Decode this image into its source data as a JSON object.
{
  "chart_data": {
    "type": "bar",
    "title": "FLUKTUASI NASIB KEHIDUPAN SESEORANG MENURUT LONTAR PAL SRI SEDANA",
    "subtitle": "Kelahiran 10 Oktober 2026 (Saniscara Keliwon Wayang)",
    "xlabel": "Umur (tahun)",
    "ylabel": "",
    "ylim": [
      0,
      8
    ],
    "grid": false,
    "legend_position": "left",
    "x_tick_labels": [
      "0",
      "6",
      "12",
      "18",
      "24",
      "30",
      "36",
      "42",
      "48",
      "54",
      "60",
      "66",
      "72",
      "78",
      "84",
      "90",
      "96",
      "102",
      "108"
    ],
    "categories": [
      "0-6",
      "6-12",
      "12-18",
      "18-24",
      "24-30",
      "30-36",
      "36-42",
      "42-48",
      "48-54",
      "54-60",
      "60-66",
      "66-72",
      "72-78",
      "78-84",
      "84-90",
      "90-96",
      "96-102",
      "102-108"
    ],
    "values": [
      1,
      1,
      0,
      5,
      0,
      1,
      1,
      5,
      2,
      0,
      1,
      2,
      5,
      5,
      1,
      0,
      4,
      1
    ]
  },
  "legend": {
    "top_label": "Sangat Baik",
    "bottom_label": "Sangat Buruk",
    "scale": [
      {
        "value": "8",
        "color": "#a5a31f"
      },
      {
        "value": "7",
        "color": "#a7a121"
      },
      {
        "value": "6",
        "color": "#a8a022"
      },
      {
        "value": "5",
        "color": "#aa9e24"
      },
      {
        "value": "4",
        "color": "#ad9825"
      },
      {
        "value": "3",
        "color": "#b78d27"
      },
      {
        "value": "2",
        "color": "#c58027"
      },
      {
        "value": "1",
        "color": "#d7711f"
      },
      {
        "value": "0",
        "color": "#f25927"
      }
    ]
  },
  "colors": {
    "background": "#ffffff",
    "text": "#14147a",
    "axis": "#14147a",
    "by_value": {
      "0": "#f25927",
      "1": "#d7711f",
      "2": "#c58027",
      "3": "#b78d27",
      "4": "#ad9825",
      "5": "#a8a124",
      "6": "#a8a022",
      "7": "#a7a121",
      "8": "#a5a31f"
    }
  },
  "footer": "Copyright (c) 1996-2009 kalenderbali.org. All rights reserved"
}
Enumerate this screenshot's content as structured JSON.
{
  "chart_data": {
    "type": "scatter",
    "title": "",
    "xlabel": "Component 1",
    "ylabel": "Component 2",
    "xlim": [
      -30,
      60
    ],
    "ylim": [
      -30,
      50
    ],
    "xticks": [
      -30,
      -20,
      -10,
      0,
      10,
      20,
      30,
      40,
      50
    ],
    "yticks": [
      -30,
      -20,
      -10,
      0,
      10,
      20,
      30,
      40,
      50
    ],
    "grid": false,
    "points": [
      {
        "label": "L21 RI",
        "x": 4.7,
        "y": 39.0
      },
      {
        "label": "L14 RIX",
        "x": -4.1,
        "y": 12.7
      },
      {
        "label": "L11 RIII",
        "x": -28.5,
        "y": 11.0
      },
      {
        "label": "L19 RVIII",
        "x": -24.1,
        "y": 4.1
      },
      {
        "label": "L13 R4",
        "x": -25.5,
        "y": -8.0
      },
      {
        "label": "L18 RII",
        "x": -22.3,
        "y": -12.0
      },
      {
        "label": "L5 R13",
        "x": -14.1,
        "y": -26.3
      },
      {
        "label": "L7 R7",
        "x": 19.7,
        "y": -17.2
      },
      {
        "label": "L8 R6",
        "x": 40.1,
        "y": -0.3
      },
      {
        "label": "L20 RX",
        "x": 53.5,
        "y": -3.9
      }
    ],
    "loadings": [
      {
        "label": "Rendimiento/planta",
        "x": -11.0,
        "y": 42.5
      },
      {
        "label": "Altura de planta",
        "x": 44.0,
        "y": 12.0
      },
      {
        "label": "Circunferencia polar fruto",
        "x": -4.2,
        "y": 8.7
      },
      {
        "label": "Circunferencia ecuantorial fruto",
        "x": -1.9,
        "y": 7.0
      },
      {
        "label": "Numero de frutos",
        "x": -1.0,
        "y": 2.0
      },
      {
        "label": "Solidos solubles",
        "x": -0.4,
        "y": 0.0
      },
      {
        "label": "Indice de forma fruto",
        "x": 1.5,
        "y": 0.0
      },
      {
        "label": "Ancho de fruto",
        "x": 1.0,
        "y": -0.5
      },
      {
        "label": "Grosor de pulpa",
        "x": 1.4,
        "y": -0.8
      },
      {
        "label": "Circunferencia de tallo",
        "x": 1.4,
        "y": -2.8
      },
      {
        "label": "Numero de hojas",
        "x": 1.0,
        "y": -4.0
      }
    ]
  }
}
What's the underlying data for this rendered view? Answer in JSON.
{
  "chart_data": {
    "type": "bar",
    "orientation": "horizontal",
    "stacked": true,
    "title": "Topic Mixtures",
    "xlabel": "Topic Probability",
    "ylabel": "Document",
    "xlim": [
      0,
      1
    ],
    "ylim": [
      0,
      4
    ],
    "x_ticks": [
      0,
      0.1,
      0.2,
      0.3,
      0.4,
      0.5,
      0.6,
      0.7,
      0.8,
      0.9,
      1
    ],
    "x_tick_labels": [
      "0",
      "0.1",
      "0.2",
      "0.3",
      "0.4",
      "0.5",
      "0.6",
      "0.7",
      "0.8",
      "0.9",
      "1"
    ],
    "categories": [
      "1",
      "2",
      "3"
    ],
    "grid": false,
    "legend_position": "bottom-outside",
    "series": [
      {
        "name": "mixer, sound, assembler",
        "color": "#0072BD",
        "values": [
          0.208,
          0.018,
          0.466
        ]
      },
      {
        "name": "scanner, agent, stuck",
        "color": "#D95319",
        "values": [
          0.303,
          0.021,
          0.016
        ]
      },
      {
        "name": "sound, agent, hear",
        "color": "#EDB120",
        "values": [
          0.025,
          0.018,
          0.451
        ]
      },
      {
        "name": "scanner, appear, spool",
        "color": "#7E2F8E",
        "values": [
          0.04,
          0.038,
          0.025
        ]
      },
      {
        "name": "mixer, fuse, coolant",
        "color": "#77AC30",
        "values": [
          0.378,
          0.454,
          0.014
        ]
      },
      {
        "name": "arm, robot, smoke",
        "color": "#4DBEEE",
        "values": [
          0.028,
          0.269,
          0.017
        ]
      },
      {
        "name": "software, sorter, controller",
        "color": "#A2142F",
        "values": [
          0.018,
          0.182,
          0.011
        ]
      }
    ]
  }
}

[Exercise requirements] All of the data needs to be printed once more, exactly.

[Finished answer]
Decode this image into its source data as a JSON object.
{
  "chart_data": {
    "type": "bar",
    "title": "FLUKTUASI NASIB KEHIDUPAN SESEORANG MENURUT LONTAR PAL SRI SEDANA",
    "subtitle": "Kelahiran 10 Oktober 2026 (Saniscara Keliwon Wayang)",
    "xlabel": "Umur (tahun)",
    "ylabel": "",
    "ylim": [
      0,
      8
    ],
    "grid": false,
    "legend_position": "left",
    "x_tick_labels": [
      "0",
      "6",
      "12",
      "18",
      "24",
      "30",
      "36",
      "42",
      "48",
      "54",
      "60",
      "66",
      "72",
      "78",
      "84",
      "90",
      "96",
      "102",
      "108"
    ],
    "categories": [
      "0-6",
      "6-12",
      "12-18",
      "18-24",
      "24-30",
      "30-36",
      "36-42",
      "42-48",
      "48-54",
      "54-60",
      "60-66",
      "66-72",
      "72-78",
      "78-84",
      "84-90",
      "90-96",
      "96-102",
      "102-108"
    ],
    "values": [
      1,
      1,
      0,
      5,
      0,
      1,
      1,
      5,
      2,
      0,
      1,
      2,
      5,
      5,
      1,
      0,
      4,
      1
    ]
  },
  "legend": {
    "top_label": "Sangat Baik",
    "bottom_label": "Sangat Buruk",
    "scale": [
      {
        "value": "8",
        "color": "#a5a31f"
      },
      {
        "value": "7",
        "color": "#a7a121"
      },
      {
        "value": "6",
        "color": "#a8a022"
      },
      {
        "value": "5",
        "color": "#aa9e24"
      },
      {
        "value": "4",
        "color": "#ad9825"
      },
      {
        "value": "3",
        "color": "#b78d27"
      },
      {
        "value": "2",
        "color": "#c58027"
      },
      {
        "value": "1",
        "color": "#d7711f"
      },
      {
        "value": "0",
        "color": "#f25927"
      }
    ]
  },
  "colors": {
    "background": "#ffffff",
    "text": "#14147a",
    "axis": "#14147a",
    "by_value": {
      "0": "#f25927",
      "1": "#d7711f",
      "2": "#c58027",
      "3": "#b78d27",
      "4": "#ad9825",
      "5": "#a8a124",
      "6": "#a8a022",
      "7": "#a7a121",
      "8": "#a5a31f"
    }
  },
  "footer": "Copyright (c) 1996-2009 kalenderbali.org. All rights reserved"
}
Enumerate this screenshot's content as structured JSON.
{
  "chart_data": {
    "type": "scatter",
    "title": "",
    "xlabel": "Component 1",
    "ylabel": "Component 2",
    "xlim": [
      -30,
      60
    ],
    "ylim": [
      -30,
      50
    ],
    "xticks": [
      -30,
      -20,
      -10,
      0,
      10,
      20,
      30,
      40,
      50
    ],
    "yticks": [
      -30,
      -20,
      -10,
      0,
      10,
      20,
      30,
      40,
      50
    ],
    "grid": false,
    "points": [
      {
        "label": "L21 RI",
        "x": 4.7,
        "y": 39.0
      },
      {
        "label": "L14 RIX",
        "x": -4.1,
        "y": 12.7
      },
      {
        "label": "L11 RIII",
        "x": -28.5,
        "y": 11.0
      },
      {
        "label": "L19 RVIII",
        "x": -24.1,
        "y": 4.1
      },
      {
        "label": "L13 R4",
        "x": -25.5,
        "y": -8.0
      },
      {
        "label": "L18 RII",
        "x": -22.3,
        "y": -12.0
      },
      {
        "label": "L5 R13",
        "x": -14.1,
        "y": -26.3
      },
      {
        "label": "L7 R7",
        "x": 19.7,
        "y": -17.2
      },
      {
        "label": "L8 R6",
        "x": 40.1,
        "y": -0.3
      },
      {
        "label": "L20 RX",
        "x": 53.5,
        "y": -3.9
      }
    ],
    "loadings": [
      {
        "label": "Rendimiento/planta",
        "x": -11.0,
        "y": 42.5
      },
      {
        "label": "Altura de planta",
        "x": 44.0,
        "y": 12.0
      },
      {
        "label": "Circunferencia polar fruto",
        "x": -4.2,
        "y": 8.7
      },
      {
        "label": "Circunferencia ecuantorial fruto",
        "x": -1.9,
        "y": 7.0
      },
      {
        "label": "Numero de frutos",
        "x": -1.0,
        "y": 2.0
      },
      {
        "label": "Solidos solubles",
        "x": -0.4,
        "y": 0.0
      },
      {
        "label": "Indice de forma fruto",
        "x": 1.5,
        "y": 0.0
      },
      {
        "label": "Ancho de fruto",
        "x": 1.0,
        "y": -0.5
      },
      {
        "label": "Grosor de pulpa",
        "x": 1.4,
        "y": -0.8
      },
      {
        "label": "Circunferencia de tallo",
        "x": 1.4,
        "y": -2.8
      },
      {
        "label": "Numero de hojas",
        "x": 1.0,
        "y": -4.0
      }
    ]
  }
}
What's the underlying data for this rendered view? Answer in JSON.
{
  "chart_data": {
    "type": "bar",
    "orientation": "horizontal",
    "stacked": true,
    "title": "Topic Mixtures",
    "xlabel": "Topic Probability",
    "ylabel": "Document",
    "xlim": [
      0,
      1
    ],
    "ylim": [
      0,
      4
    ],
    "x_ticks": [
      0,
      0.1,
      0.2,
      0.3,
      0.4,
      0.5,
      0.6,
      0.7,
      0.8,
      0.9,
      1
    ],
    "x_tick_labels": [
      "0",
      "0.1",
      "0.2",
      "0.3",
      "0.4",
      "0.5",
      "0.6",
      "0.7",
      "0.8",
      "0.9",
      "1"
    ],
    "categories": [
      "1",
      "2",
      "3"
    ],
    "grid": false,
    "legend_position": "bottom-outside",
    "series": [
      {
        "name": "mixer, sound, assembler",
        "color": "#0072BD",
        "values": [
          0.208,
          0.018,
          0.466
        ]
      },
      {
        "name": "scanner, agent, stuck",
        "color": "#D95319",
        "values": [
          0.303,
          0.021,
          0.016
        ]
      },
      {
        "name": "sound, agent, hear",
        "color": "#EDB120",
        "values": [
          0.025,
          0.018,
          0.451
        ]
      },
      {
        "name": "scanner, appear, spool",
        "color": "#7E2F8E",
        "values": [
          0.04,
          0.038,
          0.025
        ]
      },
      {
        "name": "mixer, fuse, coolant",
        "color": "#77AC30",
        "values": [
          0.378,
          0.454,
          0.014
        ]
      },
      {
        "name": "arm, robot, smoke",
        "color": "#4DBEEE",
        "values": [
          0.028,
          0.269,
          0.017
        ]
      },
      {
        "name": "software, sorter, controller",
        "color": "#A2142F",
        "values": [
          0.018,
          0.182,
          0.011
        ]
      }
    ]
  }
}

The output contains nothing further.